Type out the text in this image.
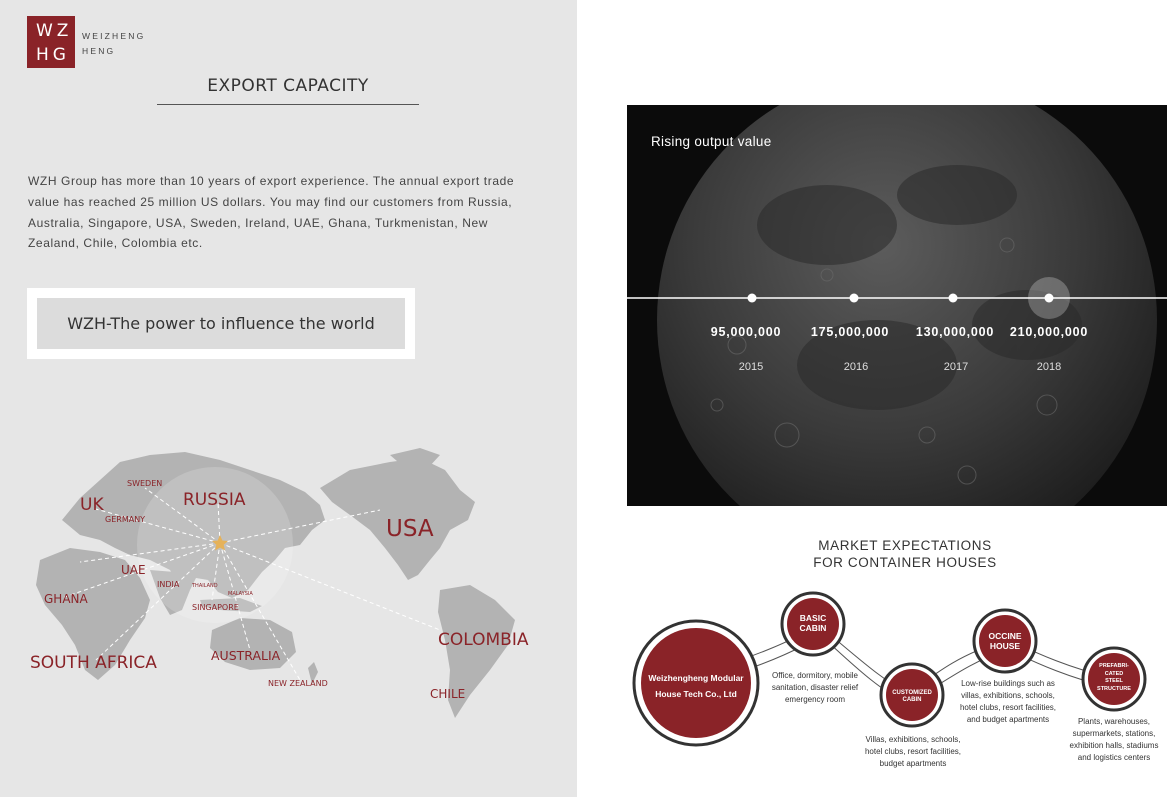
WZ
HG
WEIZHENG
HENG
EXPORT CAPACITY

WZH Group has more than 10 years of export experience. The annual export trade value has reached 25 million US dollars. You may find our customers from Russia, Australia, Singapore, USA, Sweden, Ireland, UAE, Ghana, Turkmenistan, New Zealand, Chile, Colombia etc.

WZH-The power to influence the world
SWEDEN
UK	RUSSIA
GERMANY	USA
UAE
INDIA	THAILAND
MALAYSIA
SINGAPORE
GHANA
COLOMBIA
SOUTH AFRICA	AUSTRALIA
NEW ZEALAND
CHILE
Rising output value
95,000,000	175,000,000	130,000,000	210,000,000
2015	2016	2017	2018
MARKET EXPECTATIONS
FOR CONTAINER HOUSES
Weizhengheng Modular
House Tech Co., Ltd
BASIC
CABIN
Office, dormitory, mobile
sanitation, disaster relief
emergency room
CUSTOMIZED
CABIN
Villas, exhibitions, schools,
hotel clubs, resort facilities,
budget apartments
OCCINE
HOUSE
Low-rise buildings such as
villas, exhibitions, schools,
hotel clubs, resort facilities,
and budget apartments
PREFABRI-
CATED
STEEL
STRUCTURE
Plants, warehouses,
supermarkets, stations,
exhibition halls, stadiums
and logistics centers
▬▬▬▬▬▬▬▬▬▬
EXERCISE INSTRUCTIONS: Copy every line that includes the string "exhibitions" from the material above.

THE SOLUTION:
Villas, exhibitions, schools,
villas, exhibitions, schools,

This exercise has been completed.